■ **What is asked**: What is the number of lines containing "JSON"? Give only that number.

— START —

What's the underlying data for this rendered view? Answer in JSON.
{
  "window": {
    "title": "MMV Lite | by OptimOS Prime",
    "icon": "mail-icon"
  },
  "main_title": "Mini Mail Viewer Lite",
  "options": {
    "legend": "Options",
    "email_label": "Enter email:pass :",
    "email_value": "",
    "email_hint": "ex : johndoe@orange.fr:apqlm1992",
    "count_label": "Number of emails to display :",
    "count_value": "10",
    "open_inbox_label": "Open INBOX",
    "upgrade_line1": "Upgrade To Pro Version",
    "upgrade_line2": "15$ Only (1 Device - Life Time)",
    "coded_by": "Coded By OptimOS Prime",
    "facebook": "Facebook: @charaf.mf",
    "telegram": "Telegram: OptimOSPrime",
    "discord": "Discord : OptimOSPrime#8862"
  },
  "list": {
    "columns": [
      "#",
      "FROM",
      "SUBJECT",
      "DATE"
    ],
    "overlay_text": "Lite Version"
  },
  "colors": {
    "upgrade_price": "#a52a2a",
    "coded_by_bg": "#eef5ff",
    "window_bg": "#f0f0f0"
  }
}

— END —
— START —

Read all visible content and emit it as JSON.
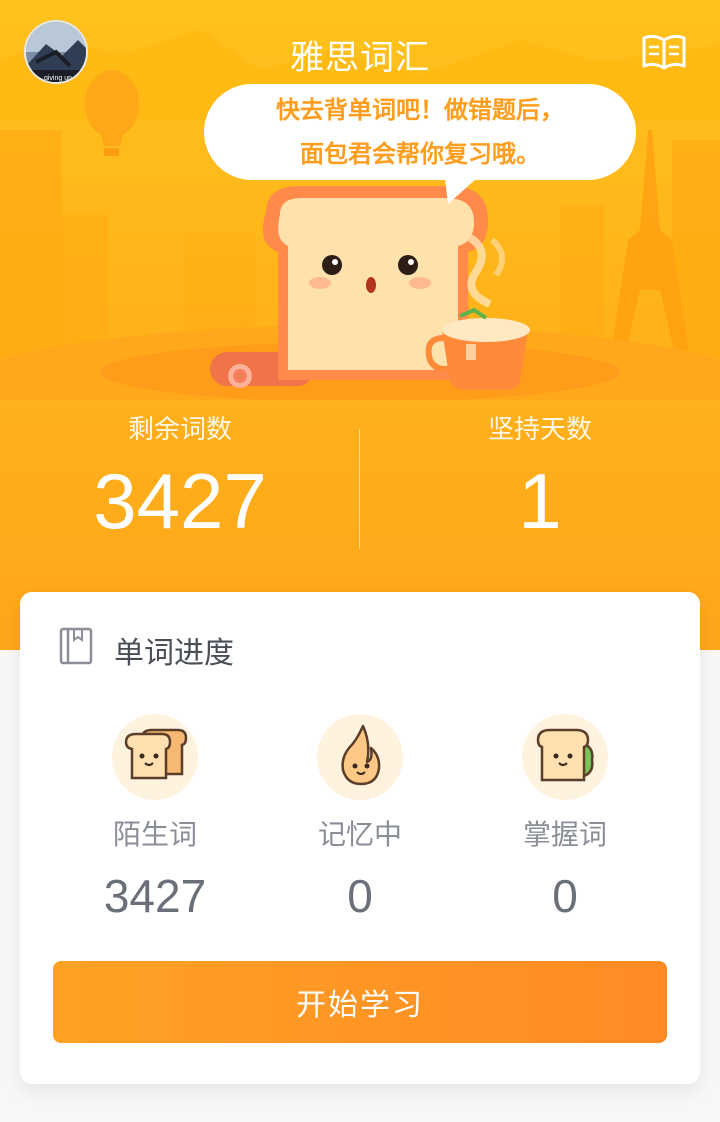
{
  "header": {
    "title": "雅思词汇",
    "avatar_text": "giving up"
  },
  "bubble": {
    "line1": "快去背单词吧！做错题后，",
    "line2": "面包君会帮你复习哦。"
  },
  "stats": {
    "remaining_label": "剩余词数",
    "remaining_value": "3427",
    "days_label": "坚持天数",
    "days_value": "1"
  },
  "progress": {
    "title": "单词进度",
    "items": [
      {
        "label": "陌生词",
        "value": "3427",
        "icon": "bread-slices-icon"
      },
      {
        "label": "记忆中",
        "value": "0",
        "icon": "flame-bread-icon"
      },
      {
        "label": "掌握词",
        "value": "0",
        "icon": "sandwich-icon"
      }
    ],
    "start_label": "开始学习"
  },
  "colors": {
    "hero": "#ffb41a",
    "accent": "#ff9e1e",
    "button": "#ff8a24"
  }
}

— END —
— START —

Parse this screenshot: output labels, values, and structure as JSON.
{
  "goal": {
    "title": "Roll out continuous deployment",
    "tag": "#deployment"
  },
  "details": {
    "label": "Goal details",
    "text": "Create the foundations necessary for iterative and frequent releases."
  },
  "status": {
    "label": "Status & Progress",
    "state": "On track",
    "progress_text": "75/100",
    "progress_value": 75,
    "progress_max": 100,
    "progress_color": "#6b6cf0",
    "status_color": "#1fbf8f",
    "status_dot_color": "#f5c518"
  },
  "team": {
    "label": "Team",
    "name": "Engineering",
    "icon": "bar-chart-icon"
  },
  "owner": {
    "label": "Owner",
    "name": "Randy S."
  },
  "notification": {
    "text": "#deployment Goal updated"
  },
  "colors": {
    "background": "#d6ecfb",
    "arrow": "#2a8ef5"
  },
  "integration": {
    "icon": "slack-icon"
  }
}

— END —

■ **Finished answer**: 3